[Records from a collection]
###
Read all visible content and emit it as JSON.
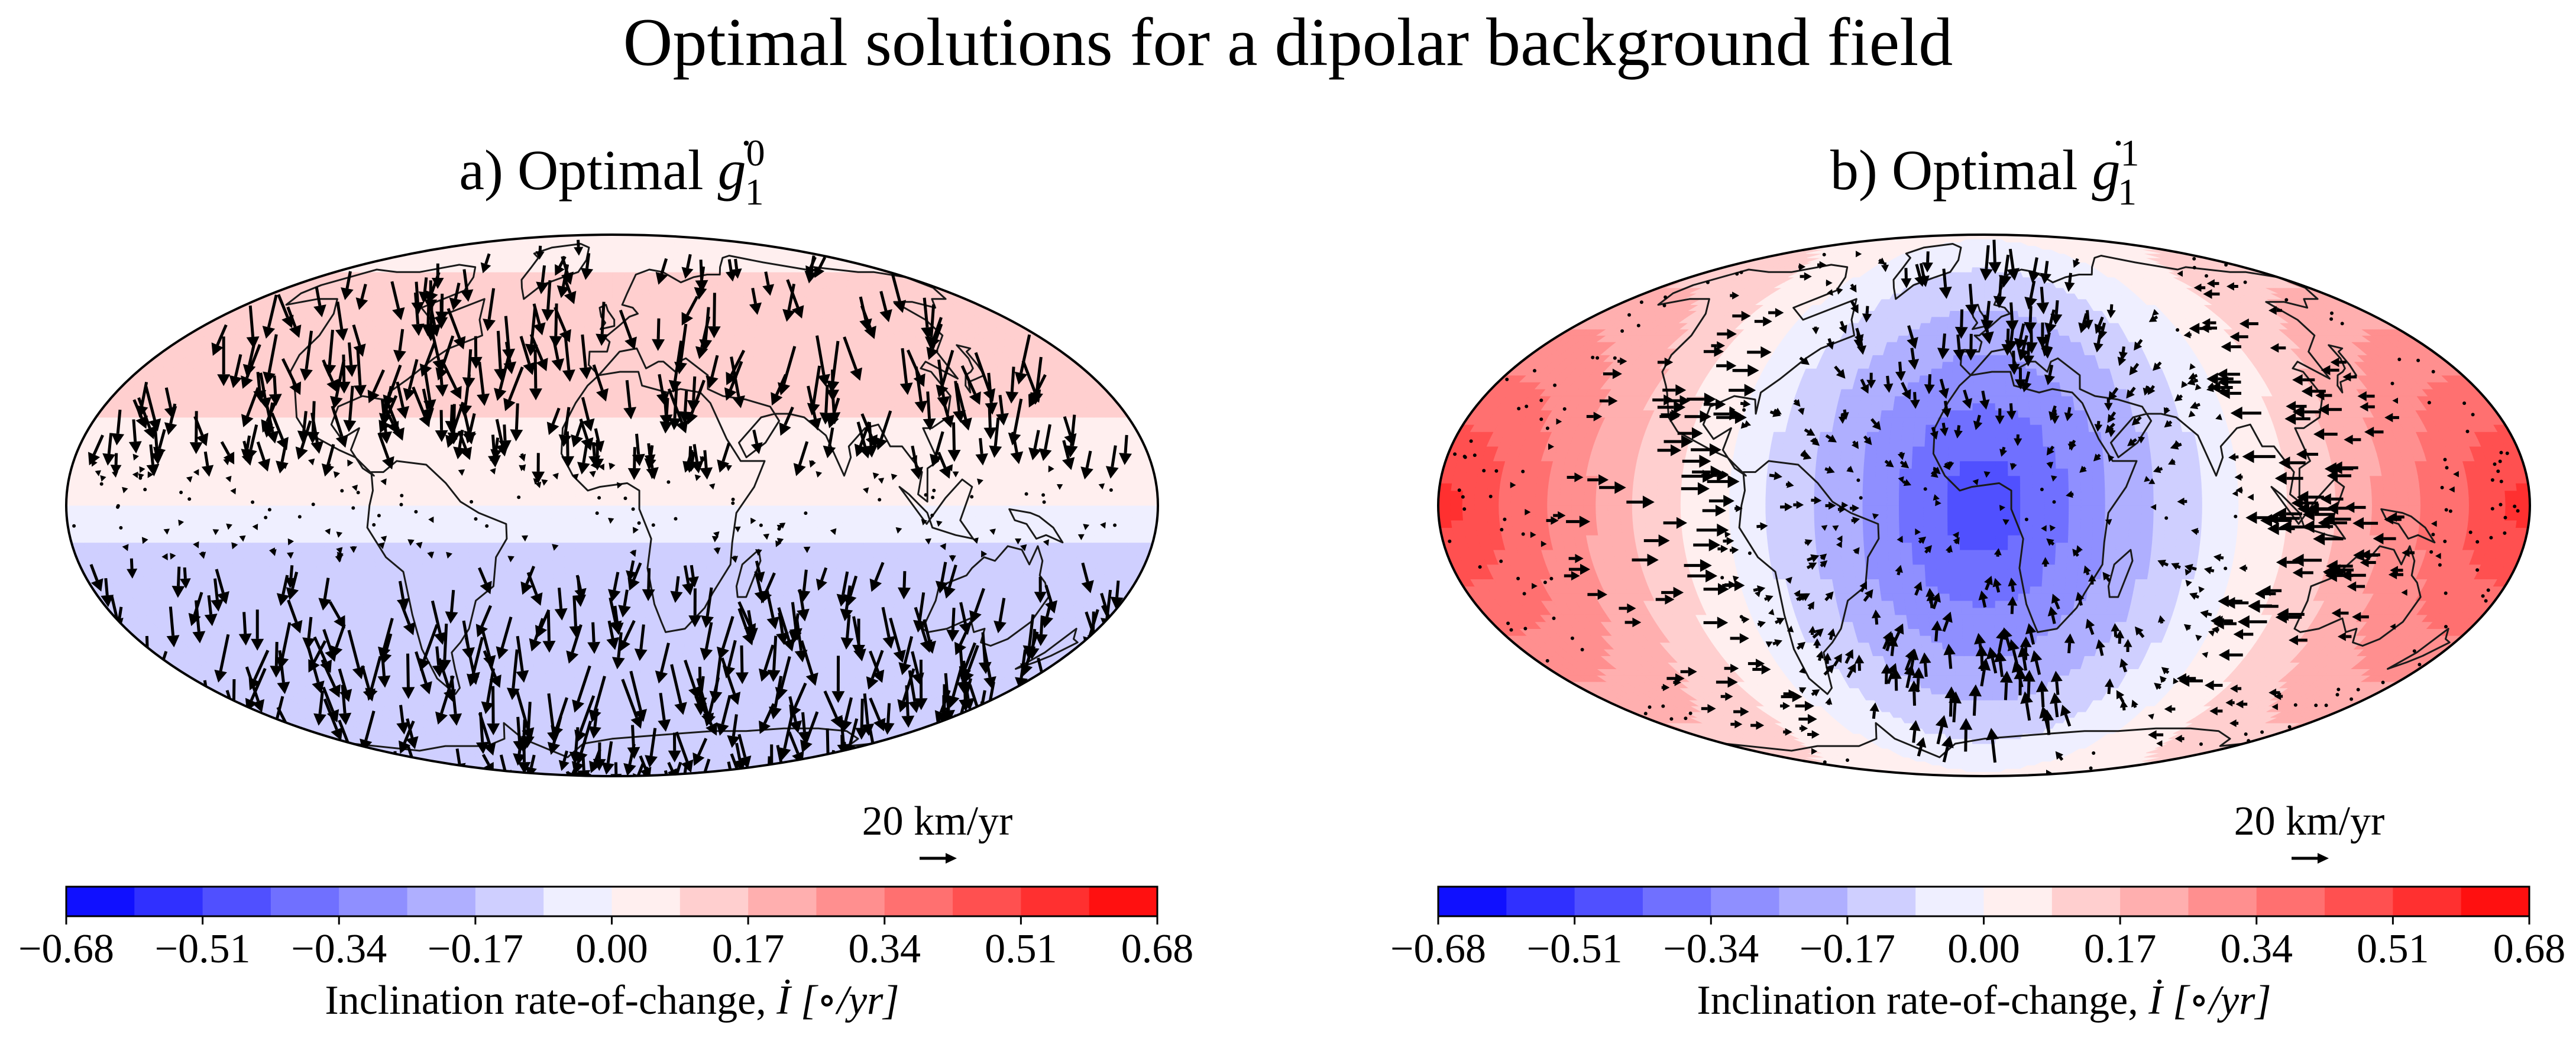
{
  "figure": {
    "title": "Optimal solutions for a dipolar background field"
  },
  "panels": [
    {
      "id": "a",
      "title_prefix": "a) Optimal ",
      "symbol": "g",
      "sup": "0",
      "sub": "1",
      "field_pattern": "zonal",
      "key": {
        "label": "20 km/yr",
        "speed_km_per_yr": 20
      },
      "colorbar": {
        "label_prefix": "Inclination rate-of-change, ",
        "label_symbol": "İ",
        "label_units": "[∘/yr]",
        "ticks": [
          "−0.68",
          "−0.51",
          "−0.34",
          "−0.17",
          "0.00",
          "0.17",
          "0.34",
          "0.51",
          "0.68"
        ]
      }
    },
    {
      "id": "b",
      "title_prefix": "b) Optimal ",
      "symbol": "g",
      "sup": "1",
      "sub": "1",
      "field_pattern": "sectoral",
      "key": {
        "label": "20 km/yr",
        "speed_km_per_yr": 20
      },
      "colorbar": {
        "label_prefix": "Inclination rate-of-change, ",
        "label_symbol": "İ",
        "label_units": "[∘/yr]",
        "ticks": [
          "−0.68",
          "−0.51",
          "−0.34",
          "−0.17",
          "0.00",
          "0.17",
          "0.34",
          "0.51",
          "0.68"
        ]
      }
    }
  ],
  "chart_data": [
    {
      "type": "heatmap",
      "projection": "Mollweide",
      "title": "a) Optimal ġ₁⁰",
      "colorbar": {
        "min": -0.68,
        "max": 0.68,
        "levels": 16,
        "colormap": "bwr",
        "label": "Inclination rate-of-change, İ [∘/yr]"
      },
      "overlay": "flow-velocity vectors with coastlines",
      "description_of_field": "positive (red) in northern hemisphere, negative (blue) in southern hemisphere, near zero at equator",
      "vector_key": "20 km/yr",
      "band_values": [
        {
          "lat_range": [
            70,
            90
          ],
          "value": 0.06
        },
        {
          "lat_range": [
            25,
            70
          ],
          "value": 0.13
        },
        {
          "lat_range": [
            10,
            25
          ],
          "value": 0.08
        },
        {
          "lat_range": [
            0,
            10
          ],
          "value": 0.02
        },
        {
          "lat_range": [
            -10,
            0
          ],
          "value": -0.04
        },
        {
          "lat_range": [
            -25,
            -10
          ],
          "value": -0.09
        },
        {
          "lat_range": [
            -70,
            -25
          ],
          "value": -0.17
        },
        {
          "lat_range": [
            -90,
            -70
          ],
          "value": -0.09
        }
      ]
    },
    {
      "type": "heatmap",
      "projection": "Mollweide",
      "title": "b) Optimal ġ₁¹",
      "colorbar": {
        "min": -0.68,
        "max": 0.68,
        "levels": 16,
        "colormap": "bwr",
        "label": "Inclination rate-of-change, İ [∘/yr]"
      },
      "overlay": "flow-velocity vectors with coastlines",
      "description_of_field": "minimum about −0.50 centred near lon 0 lat 0 (Africa); maximum about +0.55 near lon ±180 (Pacific); concentric contour rings",
      "vector_key": "20 km/yr",
      "center_min": {
        "lon": 0,
        "lat": 0,
        "value": -0.5
      },
      "antipode_max": {
        "lon": 180,
        "lat": 0,
        "value": 0.55
      }
    }
  ]
}
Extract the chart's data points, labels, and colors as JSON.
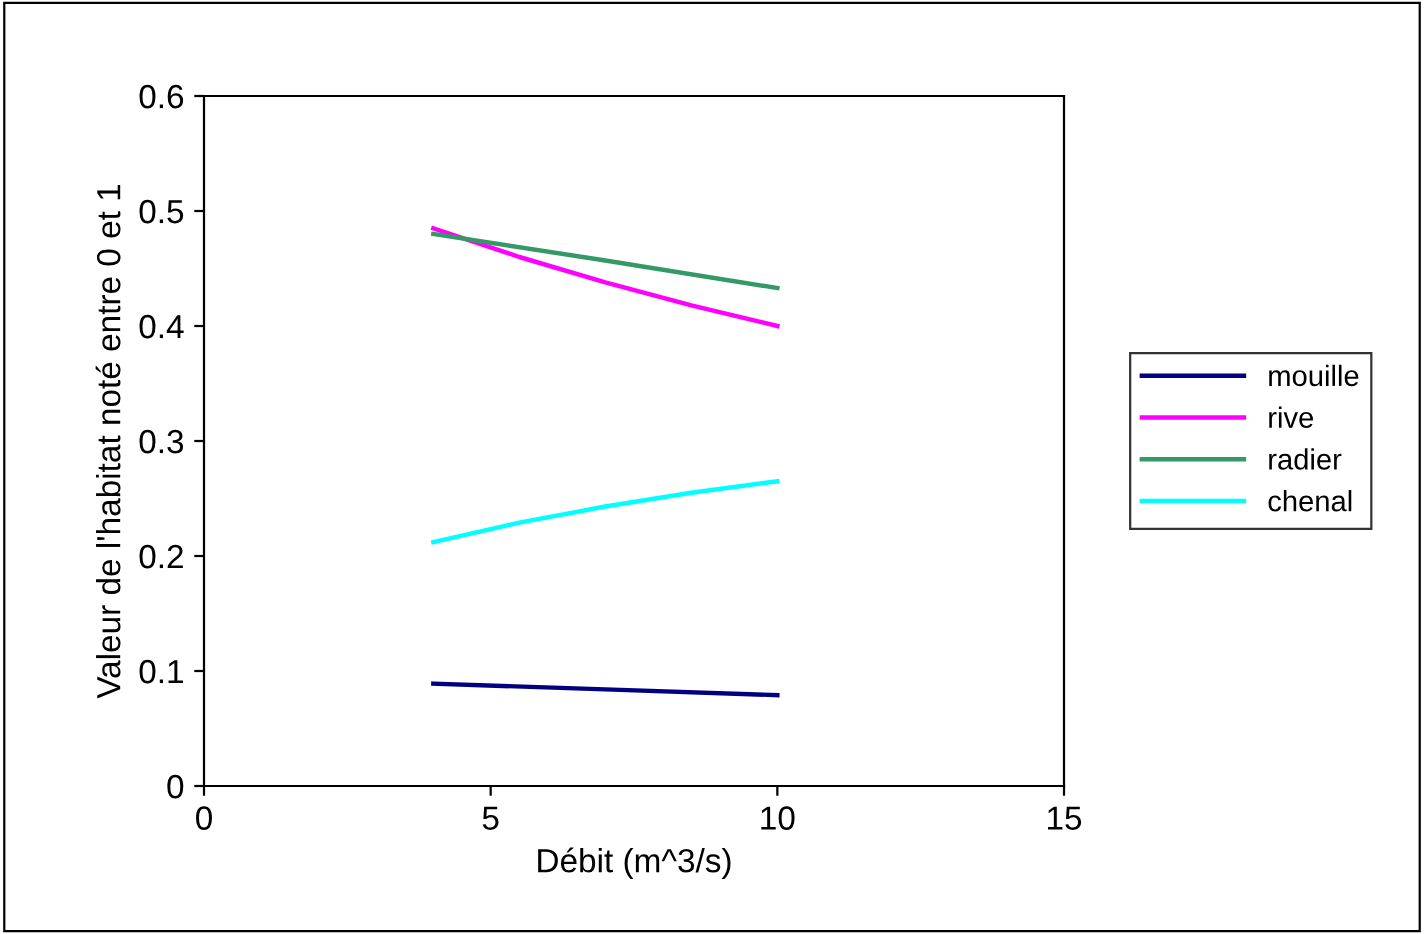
{
  "chart_data": {
    "type": "line",
    "xlabel": "Débit (m^3/s)",
    "ylabel": "Valeur de l'habitat noté entre 0 et 1",
    "xlim": [
      0,
      15
    ],
    "xticks": [
      0,
      5,
      10,
      15
    ],
    "ylim": [
      0,
      0.6
    ],
    "yticks": [
      0,
      0.1,
      0.2,
      0.3,
      0.4,
      0.5,
      0.6
    ],
    "grid": false,
    "legend": "right",
    "marker": "none",
    "line_style": "solid",
    "series": [
      {
        "name": "mouille",
        "color": "#000080",
        "x": [
          4,
          7,
          10
        ],
        "values": [
          0.089,
          0.084,
          0.079
        ]
      },
      {
        "name": "rive",
        "color": "#ff00ff",
        "x": [
          4,
          5.5,
          7,
          8.5,
          10
        ],
        "values": [
          0.485,
          0.46,
          0.438,
          0.418,
          0.4
        ]
      },
      {
        "name": "radier",
        "color": "#339966",
        "x": [
          4,
          7,
          10
        ],
        "values": [
          0.48,
          0.457,
          0.433
        ]
      },
      {
        "name": "chenal",
        "color": "#00ffff",
        "x": [
          4,
          5.5,
          7,
          8.5,
          10
        ],
        "values": [
          0.212,
          0.229,
          0.243,
          0.255,
          0.265
        ]
      }
    ]
  }
}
###
WHAT IS EXPECTED: Skip the pictures and transcribe the rest of the records exactly.

ANSWER IN FULL:
Read all visible content and emit it as JSON.
{
  "figure": {
    "title": "Optimal solutions for a dipolar background field"
  },
  "panels": [
    {
      "id": "a",
      "title_prefix": "a) Optimal ",
      "symbol": "g",
      "sup": "0",
      "sub": "1",
      "field_pattern": "zonal",
      "key": {
        "label": "20 km/yr",
        "speed_km_per_yr": 20
      },
      "colorbar": {
        "label_prefix": "Inclination rate-of-change, ",
        "label_symbol": "İ",
        "label_units": "[∘/yr]",
        "ticks": [
          "−0.68",
          "−0.51",
          "−0.34",
          "−0.17",
          "0.00",
          "0.17",
          "0.34",
          "0.51",
          "0.68"
        ]
      }
    },
    {
      "id": "b",
      "title_prefix": "b) Optimal ",
      "symbol": "g",
      "sup": "1",
      "sub": "1",
      "field_pattern": "sectoral",
      "key": {
        "label": "20 km/yr",
        "speed_km_per_yr": 20
      },
      "colorbar": {
        "label_prefix": "Inclination rate-of-change, ",
        "label_symbol": "İ",
        "label_units": "[∘/yr]",
        "ticks": [
          "−0.68",
          "−0.51",
          "−0.34",
          "−0.17",
          "0.00",
          "0.17",
          "0.34",
          "0.51",
          "0.68"
        ]
      }
    }
  ],
  "chart_data": [
    {
      "type": "heatmap",
      "projection": "Mollweide",
      "title": "a) Optimal ġ₁⁰",
      "colorbar": {
        "min": -0.68,
        "max": 0.68,
        "levels": 16,
        "colormap": "bwr",
        "label": "Inclination rate-of-change, İ [∘/yr]"
      },
      "overlay": "flow-velocity vectors with coastlines",
      "description_of_field": "positive (red) in northern hemisphere, negative (blue) in southern hemisphere, near zero at equator",
      "vector_key": "20 km/yr",
      "band_values": [
        {
          "lat_range": [
            70,
            90
          ],
          "value": 0.06
        },
        {
          "lat_range": [
            25,
            70
          ],
          "value": 0.13
        },
        {
          "lat_range": [
            10,
            25
          ],
          "value": 0.08
        },
        {
          "lat_range": [
            0,
            10
          ],
          "value": 0.02
        },
        {
          "lat_range": [
            -10,
            0
          ],
          "value": -0.04
        },
        {
          "lat_range": [
            -25,
            -10
          ],
          "value": -0.09
        },
        {
          "lat_range": [
            -70,
            -25
          ],
          "value": -0.17
        },
        {
          "lat_range": [
            -90,
            -70
          ],
          "value": -0.09
        }
      ]
    },
    {
      "type": "heatmap",
      "projection": "Mollweide",
      "title": "b) Optimal ġ₁¹",
      "colorbar": {
        "min": -0.68,
        "max": 0.68,
        "levels": 16,
        "colormap": "bwr",
        "label": "Inclination rate-of-change, İ [∘/yr]"
      },
      "overlay": "flow-velocity vectors with coastlines",
      "description_of_field": "minimum about −0.50 centred near lon 0 lat 0 (Africa); maximum about +0.55 near lon ±180 (Pacific); concentric contour rings",
      "vector_key": "20 km/yr",
      "center_min": {
        "lon": 0,
        "lat": 0,
        "value": -0.5
      },
      "antipode_max": {
        "lon": 180,
        "lat": 0,
        "value": 0.55
      }
    }
  ]
}
Extract the chart's data points, labels, and colors as JSON.
{
  "chart_data": {
    "type": "line",
    "xlabel": "Débit (m^3/s)",
    "ylabel": "Valeur de l'habitat noté entre 0 et 1",
    "xlim": [
      0,
      15
    ],
    "xticks": [
      0,
      5,
      10,
      15
    ],
    "ylim": [
      0,
      0.6
    ],
    "yticks": [
      0,
      0.1,
      0.2,
      0.3,
      0.4,
      0.5,
      0.6
    ],
    "grid": false,
    "legend": "right",
    "marker": "none",
    "line_style": "solid",
    "series": [
      {
        "name": "mouille",
        "color": "#000080",
        "x": [
          4,
          7,
          10
        ],
        "values": [
          0.089,
          0.084,
          0.079
        ]
      },
      {
        "name": "rive",
        "color": "#ff00ff",
        "x": [
          4,
          5.5,
          7,
          8.5,
          10
        ],
        "values": [
          0.485,
          0.46,
          0.438,
          0.418,
          0.4
        ]
      },
      {
        "name": "radier",
        "color": "#339966",
        "x": [
          4,
          7,
          10
        ],
        "values": [
          0.48,
          0.457,
          0.433
        ]
      },
      {
        "name": "chenal",
        "color": "#00ffff",
        "x": [
          4,
          5.5,
          7,
          8.5,
          10
        ],
        "values": [
          0.212,
          0.229,
          0.243,
          0.255,
          0.265
        ]
      }
    ]
  }
}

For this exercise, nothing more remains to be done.